Data excerpts
··········
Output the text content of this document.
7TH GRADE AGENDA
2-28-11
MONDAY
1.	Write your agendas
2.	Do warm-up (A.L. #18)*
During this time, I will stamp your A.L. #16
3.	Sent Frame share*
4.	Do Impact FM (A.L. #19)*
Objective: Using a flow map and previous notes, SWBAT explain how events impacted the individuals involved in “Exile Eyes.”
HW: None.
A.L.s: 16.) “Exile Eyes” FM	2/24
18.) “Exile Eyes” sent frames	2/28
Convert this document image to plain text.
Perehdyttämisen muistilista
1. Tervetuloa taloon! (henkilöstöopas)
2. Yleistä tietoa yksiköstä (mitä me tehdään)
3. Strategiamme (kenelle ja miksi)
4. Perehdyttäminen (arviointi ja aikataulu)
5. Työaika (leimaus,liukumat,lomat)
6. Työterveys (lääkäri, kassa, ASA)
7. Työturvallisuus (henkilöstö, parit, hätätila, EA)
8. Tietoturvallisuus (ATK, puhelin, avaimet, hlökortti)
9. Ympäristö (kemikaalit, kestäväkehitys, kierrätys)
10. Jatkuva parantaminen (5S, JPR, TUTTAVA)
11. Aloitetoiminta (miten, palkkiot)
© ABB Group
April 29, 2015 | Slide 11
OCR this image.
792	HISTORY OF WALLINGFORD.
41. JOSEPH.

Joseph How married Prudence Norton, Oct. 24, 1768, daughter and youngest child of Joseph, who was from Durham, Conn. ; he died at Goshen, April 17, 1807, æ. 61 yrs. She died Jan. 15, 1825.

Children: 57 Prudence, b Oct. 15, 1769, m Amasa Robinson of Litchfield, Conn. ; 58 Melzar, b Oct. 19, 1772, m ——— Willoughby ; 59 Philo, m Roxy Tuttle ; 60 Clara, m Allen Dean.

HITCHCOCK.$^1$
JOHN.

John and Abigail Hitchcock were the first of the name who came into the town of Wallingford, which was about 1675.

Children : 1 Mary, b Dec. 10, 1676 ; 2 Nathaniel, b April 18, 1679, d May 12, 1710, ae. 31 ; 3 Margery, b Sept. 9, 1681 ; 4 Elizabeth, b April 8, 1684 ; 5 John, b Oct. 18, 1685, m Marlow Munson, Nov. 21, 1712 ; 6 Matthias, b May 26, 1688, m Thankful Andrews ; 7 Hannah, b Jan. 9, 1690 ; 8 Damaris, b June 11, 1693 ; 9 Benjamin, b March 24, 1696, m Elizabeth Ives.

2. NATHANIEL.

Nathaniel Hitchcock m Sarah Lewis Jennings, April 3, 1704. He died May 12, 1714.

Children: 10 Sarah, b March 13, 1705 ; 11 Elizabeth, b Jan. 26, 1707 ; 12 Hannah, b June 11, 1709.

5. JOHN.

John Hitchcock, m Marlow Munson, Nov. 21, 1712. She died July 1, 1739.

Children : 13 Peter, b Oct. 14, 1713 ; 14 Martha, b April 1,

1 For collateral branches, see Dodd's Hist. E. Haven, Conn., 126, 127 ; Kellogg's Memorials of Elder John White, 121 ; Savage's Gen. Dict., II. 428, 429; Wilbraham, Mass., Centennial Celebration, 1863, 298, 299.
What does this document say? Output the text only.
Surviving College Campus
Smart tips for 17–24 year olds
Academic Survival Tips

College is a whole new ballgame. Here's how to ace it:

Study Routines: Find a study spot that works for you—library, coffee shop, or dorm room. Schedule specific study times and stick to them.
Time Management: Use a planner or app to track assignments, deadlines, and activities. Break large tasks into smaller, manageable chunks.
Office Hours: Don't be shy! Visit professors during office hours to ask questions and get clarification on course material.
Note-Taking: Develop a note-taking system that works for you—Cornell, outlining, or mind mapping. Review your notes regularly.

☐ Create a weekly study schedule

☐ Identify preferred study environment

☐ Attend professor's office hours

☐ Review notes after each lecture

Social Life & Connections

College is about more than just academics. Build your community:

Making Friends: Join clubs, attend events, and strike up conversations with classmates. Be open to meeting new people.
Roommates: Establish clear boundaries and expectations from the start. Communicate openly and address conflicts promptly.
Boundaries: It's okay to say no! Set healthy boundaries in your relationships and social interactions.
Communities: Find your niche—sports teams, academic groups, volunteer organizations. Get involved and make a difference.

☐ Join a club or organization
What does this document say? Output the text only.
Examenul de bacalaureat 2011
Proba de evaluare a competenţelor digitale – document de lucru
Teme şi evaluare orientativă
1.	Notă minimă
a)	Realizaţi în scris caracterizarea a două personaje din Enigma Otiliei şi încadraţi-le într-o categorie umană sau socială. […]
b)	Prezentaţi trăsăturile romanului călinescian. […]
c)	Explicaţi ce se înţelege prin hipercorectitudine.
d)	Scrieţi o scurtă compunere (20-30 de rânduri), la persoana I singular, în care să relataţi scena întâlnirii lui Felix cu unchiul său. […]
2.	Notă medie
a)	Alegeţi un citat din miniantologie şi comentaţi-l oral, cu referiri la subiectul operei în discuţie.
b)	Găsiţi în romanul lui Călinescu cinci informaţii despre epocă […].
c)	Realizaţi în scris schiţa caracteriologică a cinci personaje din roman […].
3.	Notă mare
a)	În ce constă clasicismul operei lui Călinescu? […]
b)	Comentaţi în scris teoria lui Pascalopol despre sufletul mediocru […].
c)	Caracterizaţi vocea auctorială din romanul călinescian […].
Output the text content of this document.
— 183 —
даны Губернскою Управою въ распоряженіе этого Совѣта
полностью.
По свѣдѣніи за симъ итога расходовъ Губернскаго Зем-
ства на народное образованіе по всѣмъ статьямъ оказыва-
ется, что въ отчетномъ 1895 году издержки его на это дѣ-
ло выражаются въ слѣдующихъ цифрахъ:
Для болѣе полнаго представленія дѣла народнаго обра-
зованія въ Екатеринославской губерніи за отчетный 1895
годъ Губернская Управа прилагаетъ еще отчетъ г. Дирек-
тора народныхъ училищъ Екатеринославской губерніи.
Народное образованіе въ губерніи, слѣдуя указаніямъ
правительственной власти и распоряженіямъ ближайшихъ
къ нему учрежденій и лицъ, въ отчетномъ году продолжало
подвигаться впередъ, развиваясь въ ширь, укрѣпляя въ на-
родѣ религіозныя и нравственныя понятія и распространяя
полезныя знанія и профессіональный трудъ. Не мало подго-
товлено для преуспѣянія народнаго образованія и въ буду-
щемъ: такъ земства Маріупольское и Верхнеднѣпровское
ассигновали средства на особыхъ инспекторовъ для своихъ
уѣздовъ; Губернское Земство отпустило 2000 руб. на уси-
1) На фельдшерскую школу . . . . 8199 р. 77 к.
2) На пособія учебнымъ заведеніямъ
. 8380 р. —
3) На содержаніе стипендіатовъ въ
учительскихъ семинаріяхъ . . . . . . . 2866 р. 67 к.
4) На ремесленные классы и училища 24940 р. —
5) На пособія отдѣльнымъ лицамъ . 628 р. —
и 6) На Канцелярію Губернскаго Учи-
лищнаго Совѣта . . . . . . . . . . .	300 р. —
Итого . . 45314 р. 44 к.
··········
_Direction_. Reproduce each line verbatim.

_Answer in full_.
Output the text content of this document.
7TH GRADE AGENDA
2-28-11
MONDAY
1.	Write your agendas
2.	Do warm-up (A.L. #18)*
During this time, I will stamp your A.L. #16
3.	Sent Frame share*
4.	Do Impact FM (A.L. #19)*
Objective: Using a flow map and previous notes, SWBAT explain how events impacted the individuals involved in “Exile Eyes.”
HW: None.
A.L.s: 16.) “Exile Eyes” FM	2/24
18.) “Exile Eyes” sent frames	2/28
Convert this document image to plain text.
Perehdyttämisen muistilista
1. Tervetuloa taloon! (henkilöstöopas)
2. Yleistä tietoa yksiköstä (mitä me tehdään)
3. Strategiamme (kenelle ja miksi)
4. Perehdyttäminen (arviointi ja aikataulu)
5. Työaika (leimaus,liukumat,lomat)
6. Työterveys (lääkäri, kassa, ASA)
7. Työturvallisuus (henkilöstö, parit, hätätila, EA)
8. Tietoturvallisuus (ATK, puhelin, avaimet, hlökortti)
9. Ympäristö (kemikaalit, kestäväkehitys, kierrätys)
10. Jatkuva parantaminen (5S, JPR, TUTTAVA)
11. Aloitetoiminta (miten, palkkiot)
© ABB Group
April 29, 2015 | Slide 11
OCR this image.
792	HISTORY OF WALLINGFORD.
41. JOSEPH.

Joseph How married Prudence Norton, Oct. 24, 1768, daughter and youngest child of Joseph, who was from Durham, Conn. ; he died at Goshen, April 17, 1807, æ. 61 yrs. She died Jan. 15, 1825.

Children: 57 Prudence, b Oct. 15, 1769, m Amasa Robinson of Litchfield, Conn. ; 58 Melzar, b Oct. 19, 1772, m ——— Willoughby ; 59 Philo, m Roxy Tuttle ; 60 Clara, m Allen Dean.

HITCHCOCK.$^1$
JOHN.

John and Abigail Hitchcock were the first of the name who came into the town of Wallingford, which was about 1675.

Children : 1 Mary, b Dec. 10, 1676 ; 2 Nathaniel, b April 18, 1679, d May 12, 1710, ae. 31 ; 3 Margery, b Sept. 9, 1681 ; 4 Elizabeth, b April 8, 1684 ; 5 John, b Oct. 18, 1685, m Marlow Munson, Nov. 21, 1712 ; 6 Matthias, b May 26, 1688, m Thankful Andrews ; 7 Hannah, b Jan. 9, 1690 ; 8 Damaris, b June 11, 1693 ; 9 Benjamin, b March 24, 1696, m Elizabeth Ives.

2. NATHANIEL.

Nathaniel Hitchcock m Sarah Lewis Jennings, April 3, 1704. He died May 12, 1714.

Children: 10 Sarah, b March 13, 1705 ; 11 Elizabeth, b Jan. 26, 1707 ; 12 Hannah, b June 11, 1709.

5. JOHN.

John Hitchcock, m Marlow Munson, Nov. 21, 1712. She died July 1, 1739.

Children : 13 Peter, b Oct. 14, 1713 ; 14 Martha, b April 1,

1 For collateral branches, see Dodd's Hist. E. Haven, Conn., 126, 127 ; Kellogg's Memorials of Elder John White, 121 ; Savage's Gen. Dict., II. 428, 429; Wilbraham, Mass., Centennial Celebration, 1863, 298, 299.
What does this document say? Output the text only.
Surviving College Campus
Smart tips for 17–24 year olds
Academic Survival Tips

College is a whole new ballgame. Here's how to ace it:

Study Routines: Find a study spot that works for you—library, coffee shop, or dorm room. Schedule specific study times and stick to them.
Time Management: Use a planner or app to track assignments, deadlines, and activities. Break large tasks into smaller, manageable chunks.
Office Hours: Don't be shy! Visit professors during office hours to ask questions and get clarification on course material.
Note-Taking: Develop a note-taking system that works for you—Cornell, outlining, or mind mapping. Review your notes regularly.

☐ Create a weekly study schedule

☐ Identify preferred study environment

☐ Attend professor's office hours

☐ Review notes after each lecture

Social Life & Connections

College is about more than just academics. Build your community:

Making Friends: Join clubs, attend events, and strike up conversations with classmates. Be open to meeting new people.
Roommates: Establish clear boundaries and expectations from the start. Communicate openly and address conflicts promptly.
Boundaries: It's okay to say no! Set healthy boundaries in your relationships and social interactions.
Communities: Find your niche—sports teams, academic groups, volunteer organizations. Get involved and make a difference.

☐ Join a club or organization
What does this document say? Output the text only.
Examenul de bacalaureat 2011
Proba de evaluare a competenţelor digitale – document de lucru
Teme şi evaluare orientativă
1.	Notă minimă
a)	Realizaţi în scris caracterizarea a două personaje din Enigma Otiliei şi încadraţi-le într-o categorie umană sau socială. […]
b)	Prezentaţi trăsăturile romanului călinescian. […]
c)	Explicaţi ce se înţelege prin hipercorectitudine.
d)	Scrieţi o scurtă compunere (20-30 de rânduri), la persoana I singular, în care să relataţi scena întâlnirii lui Felix cu unchiul său. […]
2.	Notă medie
a)	Alegeţi un citat din miniantologie şi comentaţi-l oral, cu referiri la subiectul operei în discuţie.
b)	Găsiţi în romanul lui Călinescu cinci informaţii despre epocă […].
c)	Realizaţi în scris schiţa caracteriologică a cinci personaje din roman […].
3.	Notă mare
a)	În ce constă clasicismul operei lui Călinescu? […]
b)	Comentaţi în scris teoria lui Pascalopol despre sufletul mediocru […].
c)	Caracterizaţi vocea auctorială din romanul călinescian […].
Output the text content of this document.
— 183 —
даны Губернскою Управою въ распоряженіе этого Совѣта
полностью.
По свѣдѣніи за симъ итога расходовъ Губернскаго Зем-
ства на народное образованіе по всѣмъ статьямъ оказыва-
ется, что въ отчетномъ 1895 году издержки его на это дѣ-
ло выражаются въ слѣдующихъ цифрахъ:
Для болѣе полнаго представленія дѣла народнаго обра-
зованія въ Екатеринославской губерніи за отчетный 1895
годъ Губернская Управа прилагаетъ еще отчетъ г. Дирек-
тора народныхъ училищъ Екатеринославской губерніи.
Народное образованіе въ губерніи, слѣдуя указаніямъ
правительственной власти и распоряженіямъ ближайшихъ
къ нему учрежденій и лицъ, въ отчетномъ году продолжало
подвигаться впередъ, развиваясь въ ширь, укрѣпляя въ на-
родѣ религіозныя и нравственныя понятія и распространяя
полезныя знанія и профессіональный трудъ. Не мало подго-
товлено для преуспѣянія народнаго образованія и въ буду-
щемъ: такъ земства Маріупольское и Верхнеднѣпровское
ассигновали средства на особыхъ инспекторовъ для своихъ
уѣздовъ; Губернское Земство отпустило 2000 руб. на уси-
1) На фельдшерскую школу . . . . 8199 р. 77 к.
2) На пособія учебнымъ заведеніямъ
. 8380 р. —
3) На содержаніе стипендіатовъ въ
учительскихъ семинаріяхъ . . . . . . . 2866 р. 67 к.
4) На ремесленные классы и училища 24940 р. —
5) На пособія отдѣльнымъ лицамъ . 628 р. —
и 6) На Канцелярію Губернскаго Учи-
лищнаго Совѣта . . . . . . . . . . .	300 р. —
Итого . . 45314 р. 44 к.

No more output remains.